=== Entries provided ===

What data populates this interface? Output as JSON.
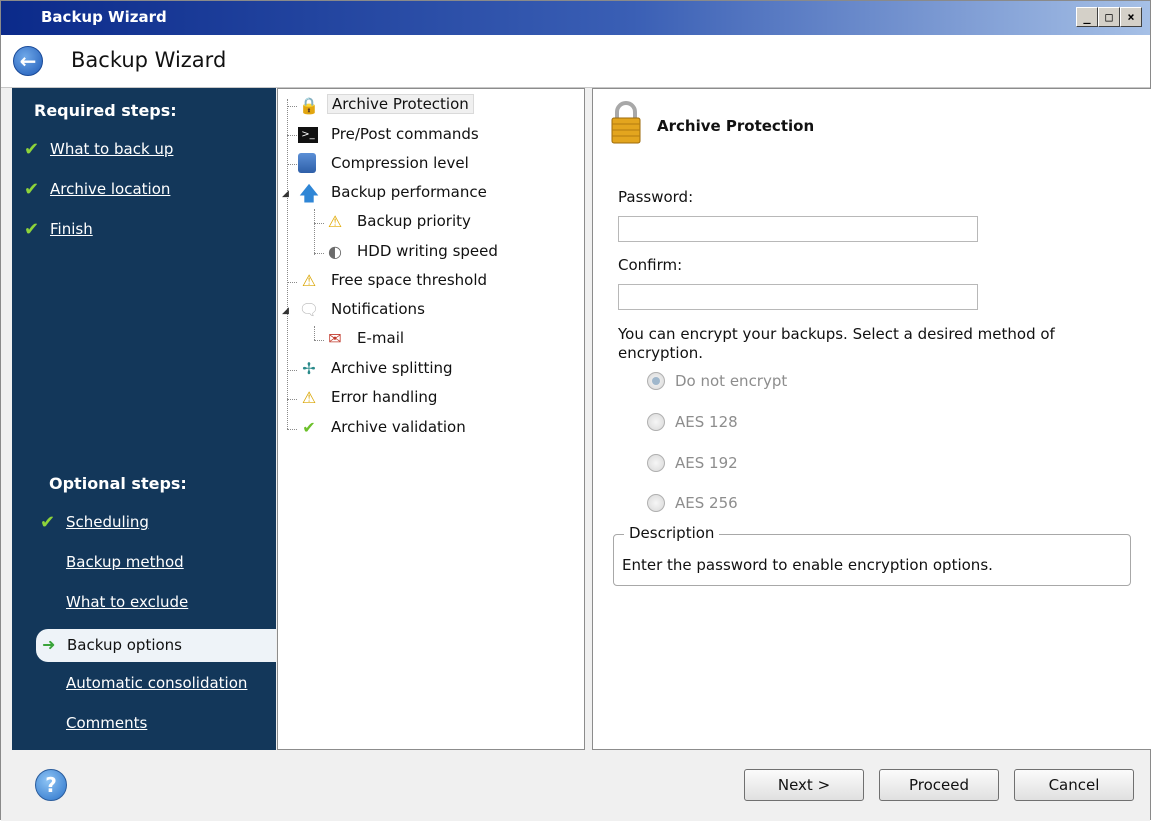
{
  "window": {
    "title": "Backup Wizard",
    "controls": [
      "_",
      "□",
      "×"
    ]
  },
  "header": {
    "title": "Backup Wizard",
    "back_icon": "back-arrow-icon"
  },
  "sidebar": {
    "required_heading": "Required steps:",
    "required_items": [
      {
        "label": "What to back up",
        "checked": true
      },
      {
        "label": "Archive location",
        "checked": true
      },
      {
        "label": "Finish",
        "checked": true
      }
    ],
    "optional_heading": "Optional steps:",
    "optional_items": [
      {
        "label": "Scheduling",
        "checked": true
      },
      {
        "label": "Backup method",
        "checked": false
      },
      {
        "label": "What to exclude",
        "checked": false
      },
      {
        "label": "Backup options",
        "checked": false,
        "active": true
      },
      {
        "label": "Automatic consolidation",
        "checked": false
      },
      {
        "label": "Comments",
        "checked": false
      }
    ]
  },
  "tree": {
    "items": [
      {
        "label": "Archive Protection",
        "icon": "lock-icon",
        "selected": true
      },
      {
        "label": "Pre/Post commands",
        "icon": "terminal-icon"
      },
      {
        "label": "Compression level",
        "icon": "compression-icon"
      },
      {
        "label": "Backup performance",
        "icon": "up-arrow-icon",
        "expanded": true
      },
      {
        "label": "Backup priority",
        "icon": "priority-icon"
      },
      {
        "label": "HDD writing speed",
        "icon": "speedometer-icon"
      },
      {
        "label": "Free space threshold",
        "icon": "warning-icon"
      },
      {
        "label": "Notifications",
        "icon": "speech-bubble-icon",
        "expanded": true
      },
      {
        "label": "E-mail",
        "icon": "email-icon"
      },
      {
        "label": "Archive splitting",
        "icon": "split-icon"
      },
      {
        "label": "Error handling",
        "icon": "warning-icon"
      },
      {
        "label": "Archive validation",
        "icon": "checkmark-icon"
      }
    ]
  },
  "content": {
    "title": "Archive Protection",
    "password_label": "Password:",
    "password_value": "",
    "confirm_label": "Confirm:",
    "confirm_value": "",
    "encrypt_text": "You can encrypt your backups. Select a desired method of encryption.",
    "options": [
      {
        "label": "Do not encrypt",
        "checked": true
      },
      {
        "label": "AES 128",
        "checked": false
      },
      {
        "label": "AES 192",
        "checked": false
      },
      {
        "label": "AES 256",
        "checked": false
      }
    ],
    "description_legend": "Description",
    "description_text": "Enter the password to enable encryption options."
  },
  "footer": {
    "next_label": "Next >",
    "proceed_label": "Proceed",
    "cancel_label": "Cancel"
  },
  "colors": {
    "sidebar_bg": "#13375a",
    "check_green": "#8ed43a",
    "title_gradient_start": "#0b2a8a"
  }
}
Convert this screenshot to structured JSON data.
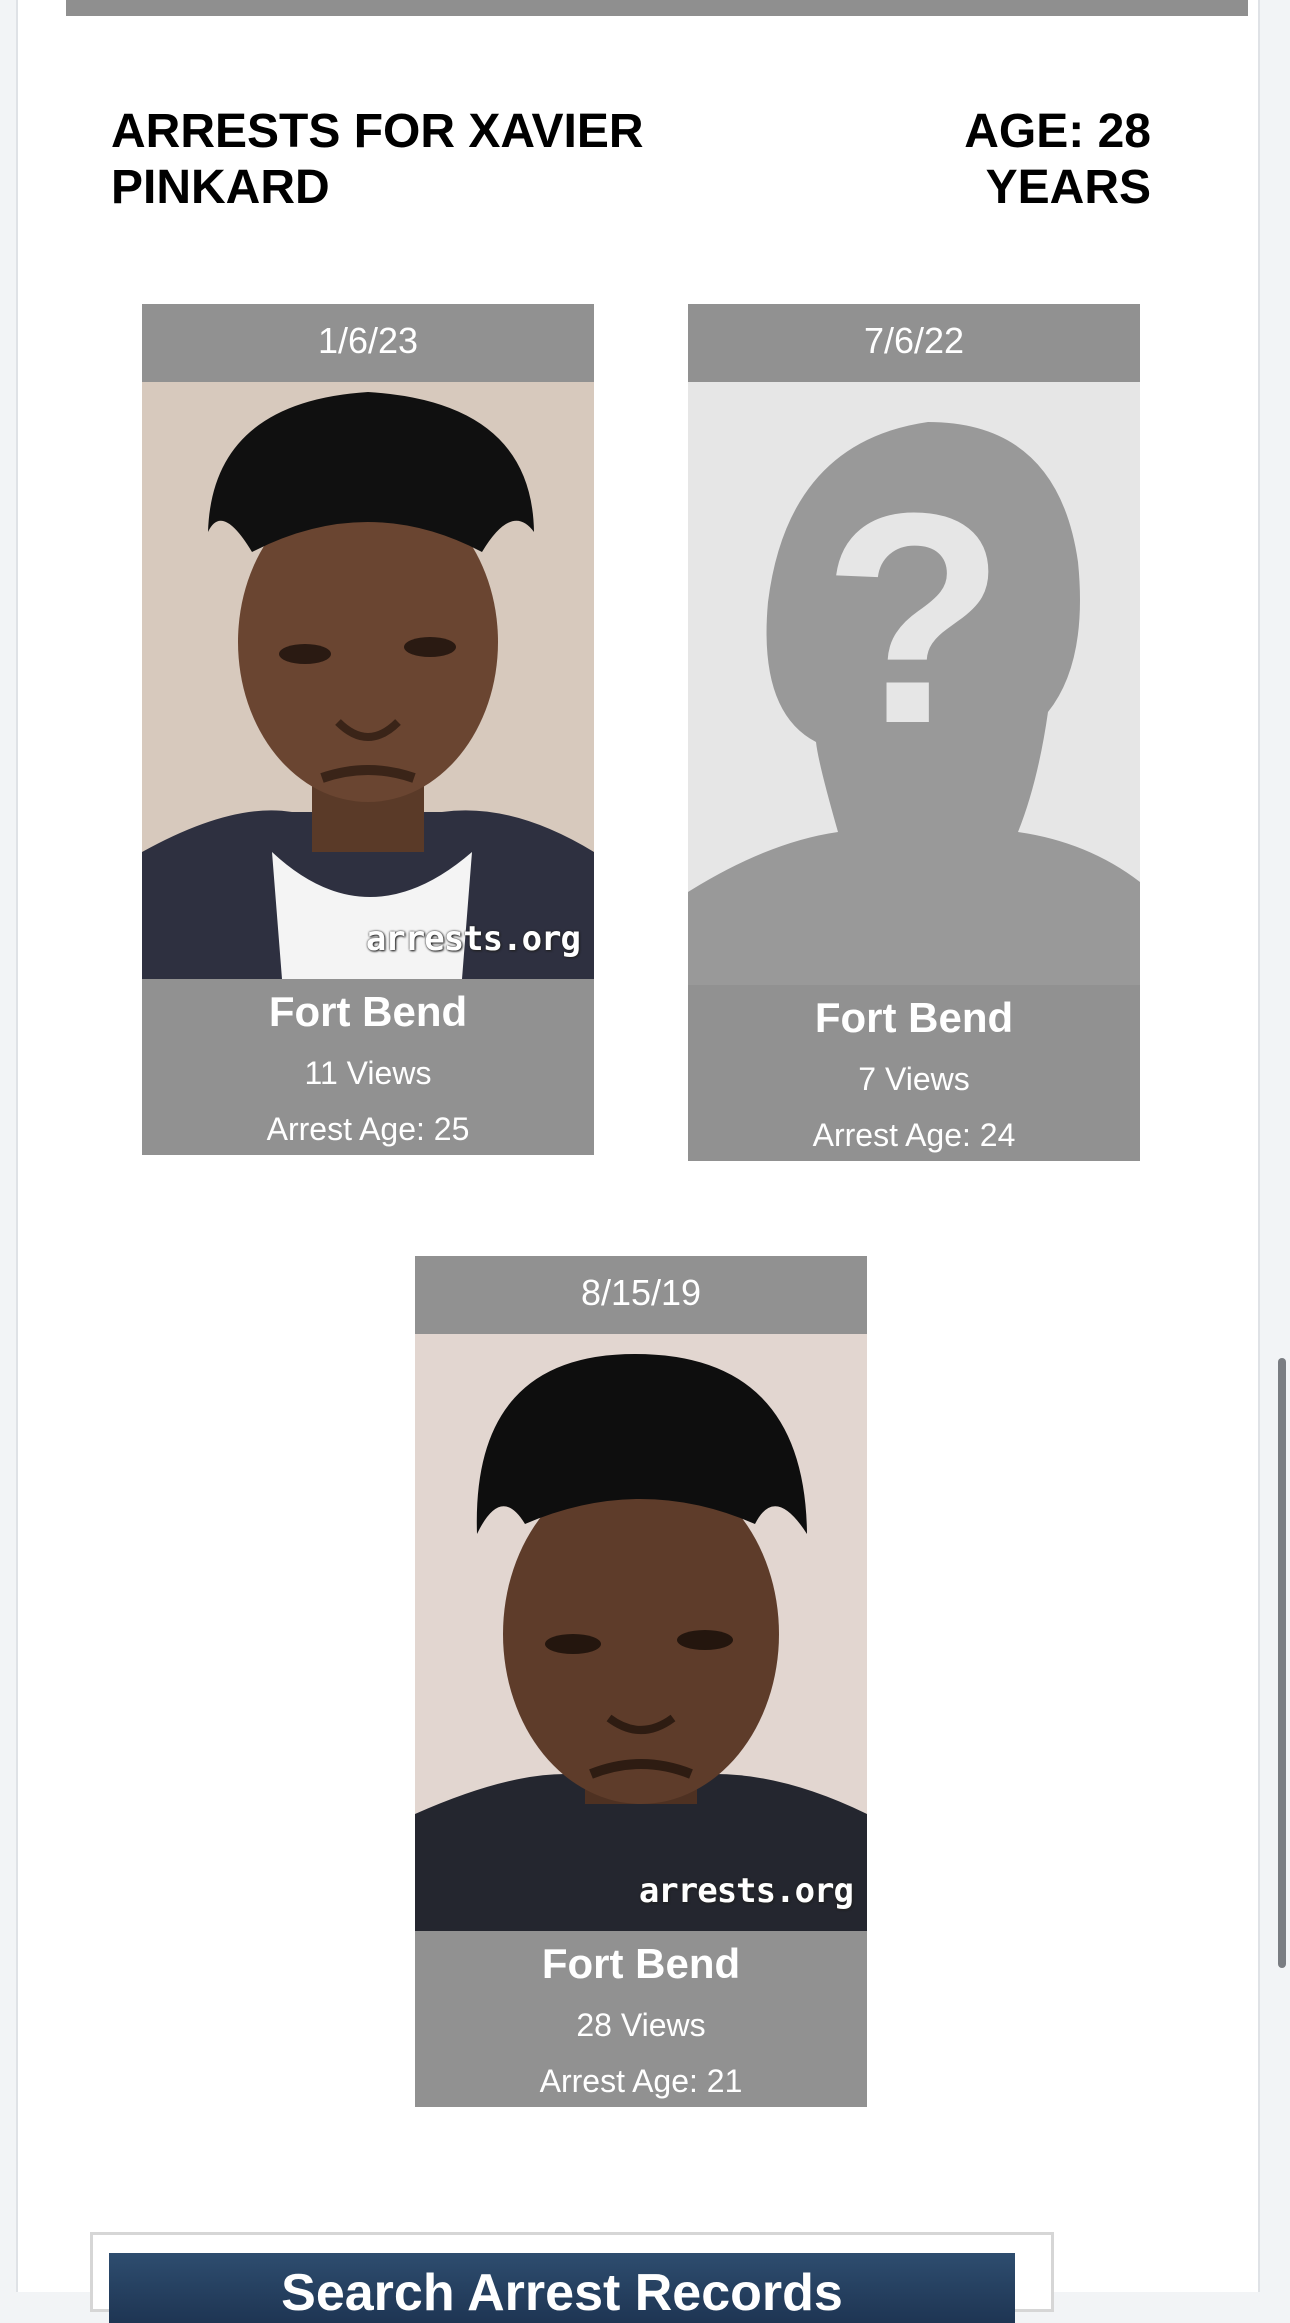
{
  "header": {
    "title": "ARRESTS FOR XAVIER PINKARD",
    "age": "AGE: 28 YEARS"
  },
  "arrests": [
    {
      "date": "1/6/23",
      "county": "Fort Bend",
      "views": "11 Views",
      "arrest_age": "Arrest Age: 25",
      "watermark": "arrests.org",
      "photo": "mugshot"
    },
    {
      "date": "7/6/22",
      "county": "Fort Bend",
      "views": "7 Views",
      "arrest_age": "Arrest Age: 24",
      "photo": "placeholder-question-silhouette"
    },
    {
      "date": "8/15/19",
      "county": "Fort Bend",
      "views": "28 Views",
      "arrest_age": "Arrest Age: 21",
      "watermark": "arrests.org",
      "photo": "mugshot"
    }
  ],
  "search": {
    "banner": "Search Arrest Records"
  },
  "colors": {
    "card_bg": "#919191",
    "banner_bg": "#2e4d6f"
  }
}
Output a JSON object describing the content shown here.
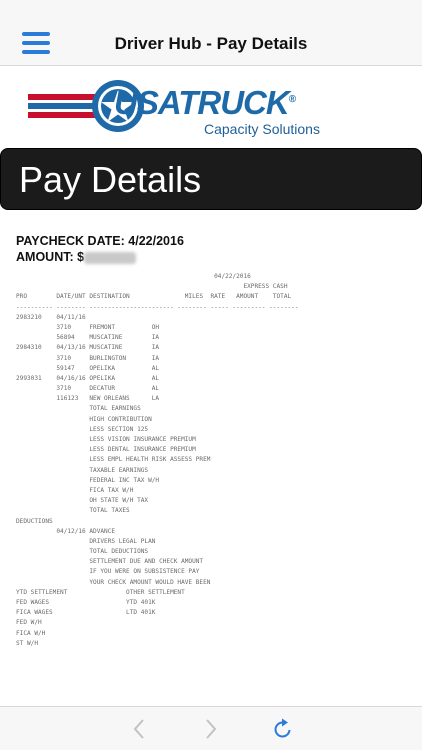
{
  "nav": {
    "title": "Driver Hub - Pay Details",
    "menu_icon": "hamburger-menu-icon"
  },
  "logo": {
    "brand": "USATRUCK",
    "registered": "®",
    "tagline": "Capacity Solutions"
  },
  "banner": {
    "title": "Pay Details"
  },
  "paycheck": {
    "date_label": "PAYCHECK DATE: 4/22/2016",
    "amount_label": "AMOUNT: $"
  },
  "stub_lines": [
    "                                                      04/22/2016",
    "                                                              EXPRESS CASH",
    "PRO        DATE/UNT DESTINATION               MILES  RATE   AMOUNT    TOTAL",
    "---------- -------- ----------------------- -------- ----- --------- --------",
    "2983210    04/11/16",
    "           3710     FREMONT          OH",
    "           56894    MUSCATINE        IA",
    "2984310    04/13/16 MUSCATINE        IA",
    "           3710     BURLINGTON       IA",
    "           59147    OPELIKA          AL",
    "2993031    04/16/16 OPELIKA          AL",
    "           3710     DECATUR          AL",
    "           116123   NEW ORLEANS      LA",
    "                    TOTAL EARNINGS",
    "                    HIGH CONTRIBUTION",
    "                    LESS SECTION 125",
    "                    LESS VISION INSURANCE PREMIUM",
    "                    LESS DENTAL INSURANCE PREMIUM",
    "                    LESS EMPL HEALTH RISK ASSESS PREM",
    "                    TAXABLE EARNINGS",
    "                    FEDERAL INC TAX W/H",
    "                    FICA TAX W/H",
    "                    OH STATE W/H TAX",
    "                    TOTAL TAXES",
    "DEDUCTIONS",
    "           04/12/16 ADVANCE",
    "                    DRIVERS LEGAL PLAN",
    "                    TOTAL DEDUCTIONS",
    "                    SETTLEMENT DUE AND CHECK AMOUNT",
    "                    IF YOU WERE ON SUBSISTENCE PAY",
    "                    YOUR CHECK AMOUNT WOULD HAVE BEEN",
    "YTD SETTLEMENT                OTHER SETTLEMENT",
    "FED WAGES                     YTD 401K",
    "FICA WAGES                    LTD 401K",
    "FED W/H",
    "FICA W/H",
    "ST W/H"
  ],
  "toolbar": {
    "back_icon": "chevron-left-icon",
    "forward_icon": "chevron-right-icon",
    "reload_icon": "reload-icon"
  }
}
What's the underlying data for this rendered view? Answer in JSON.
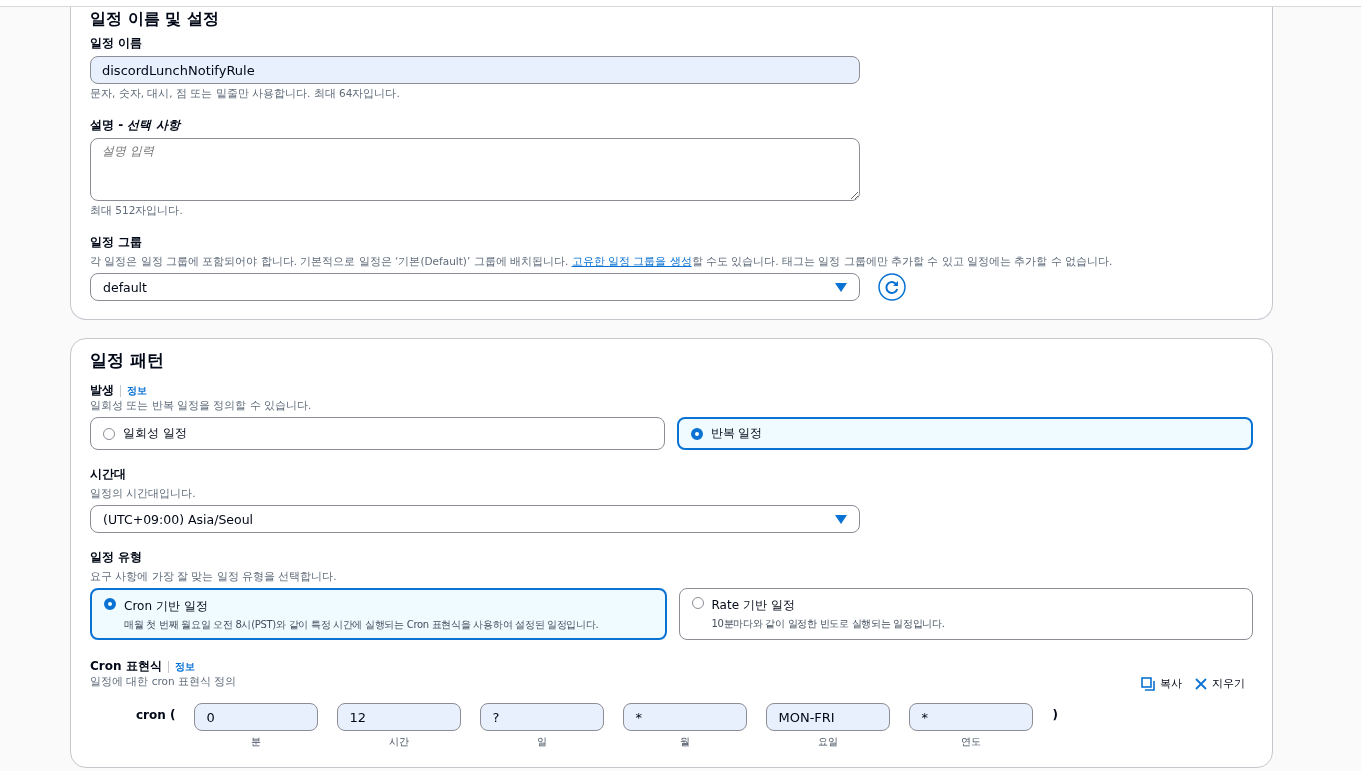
{
  "section_1": {
    "title": "일정 이름 및 설정",
    "name_field": {
      "label": "일정 이름",
      "value": "discordLunchNotifyRule",
      "hint": "문자, 숫자, 대시, 점 또는 밑줄만 사용합니다. 최대 64자입니다."
    },
    "description_field": {
      "label": "설명 - ",
      "label_optional": "선택 사항",
      "placeholder": "설명 입력",
      "hint": "최대 512자입니다."
    },
    "group_field": {
      "label": "일정 그룹",
      "hint_before": "각 일정은 일정 그룹에 포함되어야 합니다. 기본적으로 일정은 ‘기본(Default)’ 그룹에 배치됩니다. ",
      "hint_link": "고유한 일정 그룹을 생성",
      "hint_after": "할 수도 있습니다. 태그는 일정 그룹에만 추가할 수 있고 일정에는 추가할 수 없습니다.",
      "value": "default"
    }
  },
  "section_2": {
    "title": "일정 패턴",
    "occurrence": {
      "label": "발생",
      "info": "정보",
      "hint": "일회성 또는 반복 일정을 정의할 수 있습니다.",
      "options": [
        {
          "label": "일회성 일정",
          "selected": false
        },
        {
          "label": "반복 일정",
          "selected": true
        }
      ]
    },
    "timezone": {
      "label": "시간대",
      "hint": "일정의 시간대입니다.",
      "value": "(UTC+09:00) Asia/Seoul"
    },
    "schedule_type": {
      "label": "일정 유형",
      "hint": "요구 사항에 가장 잘 맞는 일정 유형을 선택합니다.",
      "options": [
        {
          "label": "Cron 기반 일정",
          "description": "매월 첫 번째 월요일 오전 8시(PST)와 같이 특정 시간에 실행되는 Cron 표현식을 사용하여 설정된 일정입니다.",
          "selected": true
        },
        {
          "label": "Rate 기반 일정",
          "description": "10분마다와 같이 일정한 빈도로 실행되는 일정입니다.",
          "selected": false
        }
      ]
    },
    "cron": {
      "label": "Cron 표현식",
      "info": "정보",
      "hint": "일정에 대한 cron 표현식 정의",
      "copy": "복사",
      "clear": "지우기",
      "prefix": "cron (",
      "suffix": ")",
      "fields": [
        {
          "value": "0",
          "caption": "분"
        },
        {
          "value": "12",
          "caption": "시간"
        },
        {
          "value": "?",
          "caption": "일"
        },
        {
          "value": "*",
          "caption": "월"
        },
        {
          "value": "MON-FRI",
          "caption": "요일"
        },
        {
          "value": "*",
          "caption": "연도"
        }
      ]
    }
  }
}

===

Exercise aim: Pull every line containing the word "placeholder" out of the material and copy it.

Response to this exercise:
      "photo": "placeholder-question-silhouette"
      "placeholder": "설명 입력",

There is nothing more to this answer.